(Records contained in a dataset)
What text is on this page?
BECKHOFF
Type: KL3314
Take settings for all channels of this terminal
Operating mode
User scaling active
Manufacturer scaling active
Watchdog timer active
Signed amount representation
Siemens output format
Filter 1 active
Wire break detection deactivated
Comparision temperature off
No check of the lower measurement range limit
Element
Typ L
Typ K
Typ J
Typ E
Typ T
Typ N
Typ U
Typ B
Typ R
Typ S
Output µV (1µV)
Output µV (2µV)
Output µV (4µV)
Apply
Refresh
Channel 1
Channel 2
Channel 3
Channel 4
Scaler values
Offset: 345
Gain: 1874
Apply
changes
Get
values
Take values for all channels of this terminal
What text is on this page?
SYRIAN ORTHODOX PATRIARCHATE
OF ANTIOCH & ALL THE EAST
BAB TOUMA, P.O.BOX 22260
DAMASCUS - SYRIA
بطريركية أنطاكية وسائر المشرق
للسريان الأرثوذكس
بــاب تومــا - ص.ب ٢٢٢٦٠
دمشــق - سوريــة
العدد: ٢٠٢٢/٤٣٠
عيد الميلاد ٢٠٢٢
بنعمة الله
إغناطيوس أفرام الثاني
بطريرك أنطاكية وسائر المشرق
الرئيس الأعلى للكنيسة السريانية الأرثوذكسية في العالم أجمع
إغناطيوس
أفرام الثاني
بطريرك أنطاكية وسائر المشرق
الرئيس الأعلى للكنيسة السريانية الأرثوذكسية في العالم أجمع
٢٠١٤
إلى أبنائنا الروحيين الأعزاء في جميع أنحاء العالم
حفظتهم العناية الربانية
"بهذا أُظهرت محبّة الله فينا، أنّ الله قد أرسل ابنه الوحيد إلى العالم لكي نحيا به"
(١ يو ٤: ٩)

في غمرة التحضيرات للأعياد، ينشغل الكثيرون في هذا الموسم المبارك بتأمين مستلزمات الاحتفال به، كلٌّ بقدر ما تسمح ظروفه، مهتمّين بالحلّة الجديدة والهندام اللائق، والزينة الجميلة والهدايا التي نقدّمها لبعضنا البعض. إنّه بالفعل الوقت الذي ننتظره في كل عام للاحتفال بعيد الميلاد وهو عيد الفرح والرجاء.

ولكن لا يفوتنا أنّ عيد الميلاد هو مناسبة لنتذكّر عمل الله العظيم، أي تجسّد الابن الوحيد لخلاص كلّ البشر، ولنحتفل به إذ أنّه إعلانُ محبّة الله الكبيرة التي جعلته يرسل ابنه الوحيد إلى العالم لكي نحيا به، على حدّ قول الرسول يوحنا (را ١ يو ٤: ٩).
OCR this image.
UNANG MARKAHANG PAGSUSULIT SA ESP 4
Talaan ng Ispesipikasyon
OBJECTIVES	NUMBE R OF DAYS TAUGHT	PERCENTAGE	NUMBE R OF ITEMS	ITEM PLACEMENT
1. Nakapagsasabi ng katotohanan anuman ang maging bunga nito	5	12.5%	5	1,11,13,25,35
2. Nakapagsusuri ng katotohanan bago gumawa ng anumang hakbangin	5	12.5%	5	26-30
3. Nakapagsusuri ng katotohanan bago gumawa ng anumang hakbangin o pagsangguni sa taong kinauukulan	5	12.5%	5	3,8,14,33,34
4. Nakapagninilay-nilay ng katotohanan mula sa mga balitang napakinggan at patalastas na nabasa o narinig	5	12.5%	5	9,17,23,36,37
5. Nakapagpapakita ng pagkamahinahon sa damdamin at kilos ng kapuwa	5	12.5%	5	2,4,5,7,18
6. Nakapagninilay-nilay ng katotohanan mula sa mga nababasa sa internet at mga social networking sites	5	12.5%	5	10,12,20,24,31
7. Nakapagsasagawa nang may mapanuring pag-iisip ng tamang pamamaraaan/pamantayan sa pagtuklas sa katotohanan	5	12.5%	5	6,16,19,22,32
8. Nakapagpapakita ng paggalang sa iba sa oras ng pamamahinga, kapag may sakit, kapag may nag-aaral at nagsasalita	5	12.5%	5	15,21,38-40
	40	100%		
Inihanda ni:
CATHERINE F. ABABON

- WHAT THE TASK REQUIRES -
Every line of the records above needs to be given again exactly.

- TASK OUTPUT -
What text is on this page?
BECKHOFF
Type: KL3314
Take settings for all channels of this terminal
Operating mode
User scaling active
Manufacturer scaling active
Watchdog timer active
Signed amount representation
Siemens output format
Filter 1 active
Wire break detection deactivated
Comparision temperature off
No check of the lower measurement range limit
Element
Typ L
Typ K
Typ J
Typ E
Typ T
Typ N
Typ U
Typ B
Typ R
Typ S
Output µV (1µV)
Output µV (2µV)
Output µV (4µV)
Apply
Refresh
Channel 1
Channel 2
Channel 3
Channel 4
Scaler values
Offset: 345
Gain: 1874
Apply
changes
Get
values
Take values for all channels of this terminal
What text is on this page?
SYRIAN ORTHODOX PATRIARCHATE
OF ANTIOCH & ALL THE EAST
BAB TOUMA, P.O.BOX 22260
DAMASCUS - SYRIA
بطريركية أنطاكية وسائر المشرق
للسريان الأرثوذكس
بــاب تومــا - ص.ب ٢٢٢٦٠
دمشــق - سوريــة
العدد: ٢٠٢٢/٤٣٠
عيد الميلاد ٢٠٢٢
بنعمة الله
إغناطيوس أفرام الثاني
بطريرك أنطاكية وسائر المشرق
الرئيس الأعلى للكنيسة السريانية الأرثوذكسية في العالم أجمع
إغناطيوس
أفرام الثاني
بطريرك أنطاكية وسائر المشرق
الرئيس الأعلى للكنيسة السريانية الأرثوذكسية في العالم أجمع
٢٠١٤
إلى أبنائنا الروحيين الأعزاء في جميع أنحاء العالم
حفظتهم العناية الربانية
"بهذا أُظهرت محبّة الله فينا، أنّ الله قد أرسل ابنه الوحيد إلى العالم لكي نحيا به"
(١ يو ٤: ٩)

في غمرة التحضيرات للأعياد، ينشغل الكثيرون في هذا الموسم المبارك بتأمين مستلزمات الاحتفال به، كلٌّ بقدر ما تسمح ظروفه، مهتمّين بالحلّة الجديدة والهندام اللائق، والزينة الجميلة والهدايا التي نقدّمها لبعضنا البعض. إنّه بالفعل الوقت الذي ننتظره في كل عام للاحتفال بعيد الميلاد وهو عيد الفرح والرجاء.

ولكن لا يفوتنا أنّ عيد الميلاد هو مناسبة لنتذكّر عمل الله العظيم، أي تجسّد الابن الوحيد لخلاص كلّ البشر، ولنحتفل به إذ أنّه إعلانُ محبّة الله الكبيرة التي جعلته يرسل ابنه الوحيد إلى العالم لكي نحيا به، على حدّ قول الرسول يوحنا (را ١ يو ٤: ٩).
OCR this image.
UNANG MARKAHANG PAGSUSULIT SA ESP 4
Talaan ng Ispesipikasyon
OBJECTIVES	NUMBE R OF DAYS TAUGHT	PERCENTAGE	NUMBE R OF ITEMS	ITEM PLACEMENT
1. Nakapagsasabi ng katotohanan anuman ang maging bunga nito	5	12.5%	5	1,11,13,25,35
2. Nakapagsusuri ng katotohanan bago gumawa ng anumang hakbangin	5	12.5%	5	26-30
3. Nakapagsusuri ng katotohanan bago gumawa ng anumang hakbangin o pagsangguni sa taong kinauukulan	5	12.5%	5	3,8,14,33,34
4. Nakapagninilay-nilay ng katotohanan mula sa mga balitang napakinggan at patalastas na nabasa o narinig	5	12.5%	5	9,17,23,36,37
5. Nakapagpapakita ng pagkamahinahon sa damdamin at kilos ng kapuwa	5	12.5%	5	2,4,5,7,18
6. Nakapagninilay-nilay ng katotohanan mula sa mga nababasa sa internet at mga social networking sites	5	12.5%	5	10,12,20,24,31
7. Nakapagsasagawa nang may mapanuring pag-iisip ng tamang pamamaraaan/pamantayan sa pagtuklas sa katotohanan	5	12.5%	5	6,16,19,22,32
8. Nakapagpapakita ng paggalang sa iba sa oras ng pamamahinga, kapag may sakit, kapag may nag-aaral at nagsasalita	5	12.5%	5	15,21,38-40
	40	100%		
Inihanda ni:
CATHERINE F. ABABON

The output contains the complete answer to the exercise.